An exact reproduction of the records is required, with all images left out.
-- START RECORDS FOR THE TASK --
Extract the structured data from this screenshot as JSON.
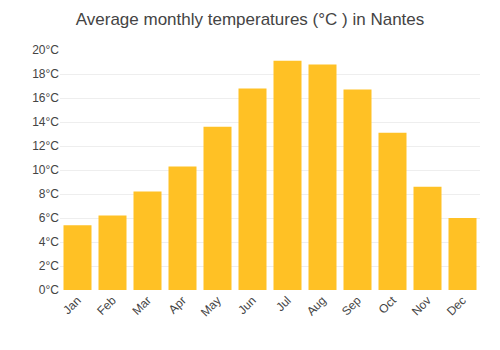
{
  "chart_data": {
    "type": "bar",
    "title": "Average monthly temperatures (°C ) in Nantes",
    "categories": [
      "Jan",
      "Feb",
      "Mar",
      "Apr",
      "May",
      "Jun",
      "Jul",
      "Aug",
      "Sep",
      "Oct",
      "Nov",
      "Dec"
    ],
    "values": [
      5.4,
      6.2,
      8.2,
      10.3,
      13.6,
      16.8,
      19.1,
      18.8,
      16.7,
      13.1,
      8.6,
      6.0
    ],
    "color": "#FFC125",
    "ylim": [
      0,
      20
    ],
    "yticks": [
      {
        "value": 0,
        "label": "0°C"
      },
      {
        "value": 2,
        "label": "2°C"
      },
      {
        "value": 4,
        "label": "4°C"
      },
      {
        "value": 6,
        "label": "6°C"
      },
      {
        "value": 8,
        "label": "8°C"
      },
      {
        "value": 10,
        "label": "10°C"
      },
      {
        "value": 12,
        "label": "12°C"
      },
      {
        "value": 14,
        "label": "14°C"
      },
      {
        "value": 16,
        "label": "16°C"
      },
      {
        "value": 18,
        "label": "18°C"
      },
      {
        "value": 20,
        "label": "20°C"
      }
    ],
    "grid": true
  }
}
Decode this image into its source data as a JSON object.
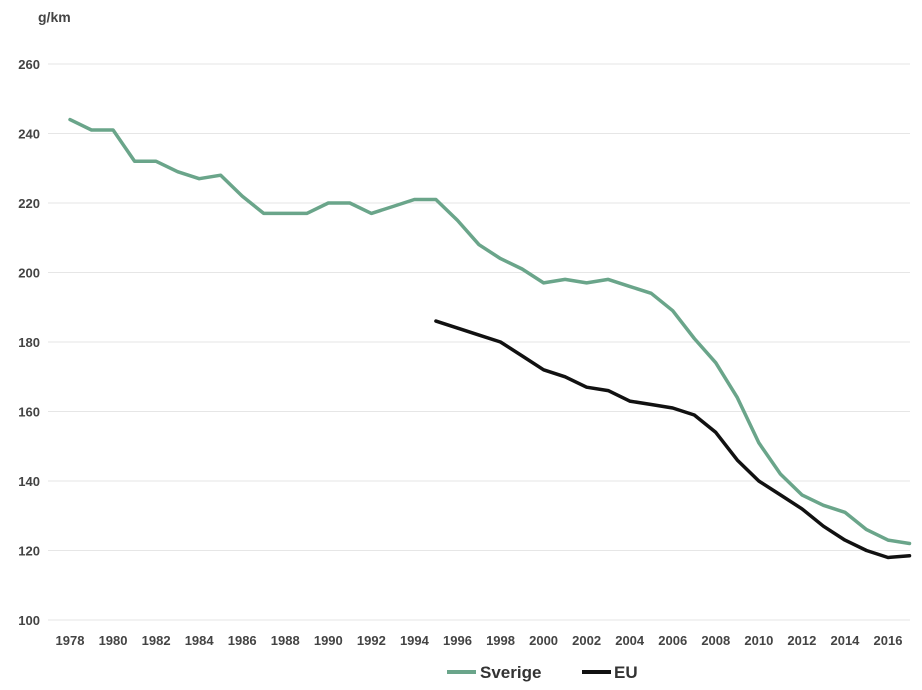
{
  "chart_data": {
    "type": "line",
    "ylabel": "g/km",
    "ylim": [
      100,
      260
    ],
    "yticks": [
      100,
      120,
      140,
      160,
      180,
      200,
      220,
      240,
      260
    ],
    "xlim": [
      1978,
      2017
    ],
    "xticks": [
      1978,
      1980,
      1982,
      1984,
      1986,
      1988,
      1990,
      1992,
      1994,
      1996,
      1998,
      2000,
      2002,
      2004,
      2006,
      2008,
      2010,
      2012,
      2014,
      2016
    ],
    "grid": true,
    "legend_position": "bottom",
    "series": [
      {
        "name": "Sverige",
        "color": "#6aa58a",
        "x": [
          1978,
          1979,
          1980,
          1981,
          1982,
          1983,
          1984,
          1985,
          1986,
          1987,
          1988,
          1989,
          1990,
          1991,
          1992,
          1993,
          1994,
          1995,
          1996,
          1997,
          1998,
          1999,
          2000,
          2001,
          2002,
          2003,
          2004,
          2005,
          2006,
          2007,
          2008,
          2009,
          2010,
          2011,
          2012,
          2013,
          2014,
          2015,
          2016,
          2017
        ],
        "values": [
          244,
          241,
          241,
          232,
          232,
          229,
          227,
          228,
          222,
          217,
          217,
          217,
          220,
          220,
          217,
          219,
          221,
          221,
          215,
          208,
          204,
          201,
          197,
          198,
          197,
          198,
          196,
          194,
          189,
          181,
          174,
          164,
          151,
          142,
          136,
          133,
          131,
          126,
          123,
          122
        ]
      },
      {
        "name": "EU",
        "color": "#111111",
        "x": [
          1995,
          1996,
          1997,
          1998,
          1999,
          2000,
          2001,
          2002,
          2003,
          2004,
          2005,
          2006,
          2007,
          2008,
          2009,
          2010,
          2011,
          2012,
          2013,
          2014,
          2015,
          2016,
          2017
        ],
        "values": [
          186,
          184,
          182,
          180,
          176,
          172,
          170,
          167,
          166,
          163,
          162,
          161,
          159,
          154,
          146,
          140,
          136,
          132,
          127,
          123,
          120,
          118,
          118.5
        ]
      }
    ]
  }
}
-- END RECORDS FOR THE TASK --
OUTPUT FOR THIS EXERCISE:
Extract the structured data from this screenshot as JSON.
{
  "chart_data": {
    "type": "bar",
    "title": "Average monthly temperatures (°C ) in Nantes",
    "categories": [
      "Jan",
      "Feb",
      "Mar",
      "Apr",
      "May",
      "Jun",
      "Jul",
      "Aug",
      "Sep",
      "Oct",
      "Nov",
      "Dec"
    ],
    "values": [
      5.4,
      6.2,
      8.2,
      10.3,
      13.6,
      16.8,
      19.1,
      18.8,
      16.7,
      13.1,
      8.6,
      6.0
    ],
    "color": "#FFC125",
    "ylim": [
      0,
      20
    ],
    "yticks": [
      {
        "value": 0,
        "label": "0°C"
      },
      {
        "value": 2,
        "label": "2°C"
      },
      {
        "value": 4,
        "label": "4°C"
      },
      {
        "value": 6,
        "label": "6°C"
      },
      {
        "value": 8,
        "label": "8°C"
      },
      {
        "value": 10,
        "label": "10°C"
      },
      {
        "value": 12,
        "label": "12°C"
      },
      {
        "value": 14,
        "label": "14°C"
      },
      {
        "value": 16,
        "label": "16°C"
      },
      {
        "value": 18,
        "label": "18°C"
      },
      {
        "value": 20,
        "label": "20°C"
      }
    ],
    "grid": true
  }
}
Decode this image into its source data as a JSON object.
{
  "chart_data": {
    "type": "line",
    "ylabel": "g/km",
    "ylim": [
      100,
      260
    ],
    "yticks": [
      100,
      120,
      140,
      160,
      180,
      200,
      220,
      240,
      260
    ],
    "xlim": [
      1978,
      2017
    ],
    "xticks": [
      1978,
      1980,
      1982,
      1984,
      1986,
      1988,
      1990,
      1992,
      1994,
      1996,
      1998,
      2000,
      2002,
      2004,
      2006,
      2008,
      2010,
      2012,
      2014,
      2016
    ],
    "grid": true,
    "legend_position": "bottom",
    "series": [
      {
        "name": "Sverige",
        "color": "#6aa58a",
        "x": [
          1978,
          1979,
          1980,
          1981,
          1982,
          1983,
          1984,
          1985,
          1986,
          1987,
          1988,
          1989,
          1990,
          1991,
          1992,
          1993,
          1994,
          1995,
          1996,
          1997,
          1998,
          1999,
          2000,
          2001,
          2002,
          2003,
          2004,
          2005,
          2006,
          2007,
          2008,
          2009,
          2010,
          2011,
          2012,
          2013,
          2014,
          2015,
          2016,
          2017
        ],
        "values": [
          244,
          241,
          241,
          232,
          232,
          229,
          227,
          228,
          222,
          217,
          217,
          217,
          220,
          220,
          217,
          219,
          221,
          221,
          215,
          208,
          204,
          201,
          197,
          198,
          197,
          198,
          196,
          194,
          189,
          181,
          174,
          164,
          151,
          142,
          136,
          133,
          131,
          126,
          123,
          122
        ]
      },
      {
        "name": "EU",
        "color": "#111111",
        "x": [
          1995,
          1996,
          1997,
          1998,
          1999,
          2000,
          2001,
          2002,
          2003,
          2004,
          2005,
          2006,
          2007,
          2008,
          2009,
          2010,
          2011,
          2012,
          2013,
          2014,
          2015,
          2016,
          2017
        ],
        "values": [
          186,
          184,
          182,
          180,
          176,
          172,
          170,
          167,
          166,
          163,
          162,
          161,
          159,
          154,
          146,
          140,
          136,
          132,
          127,
          123,
          120,
          118,
          118.5
        ]
      }
    ]
  }
}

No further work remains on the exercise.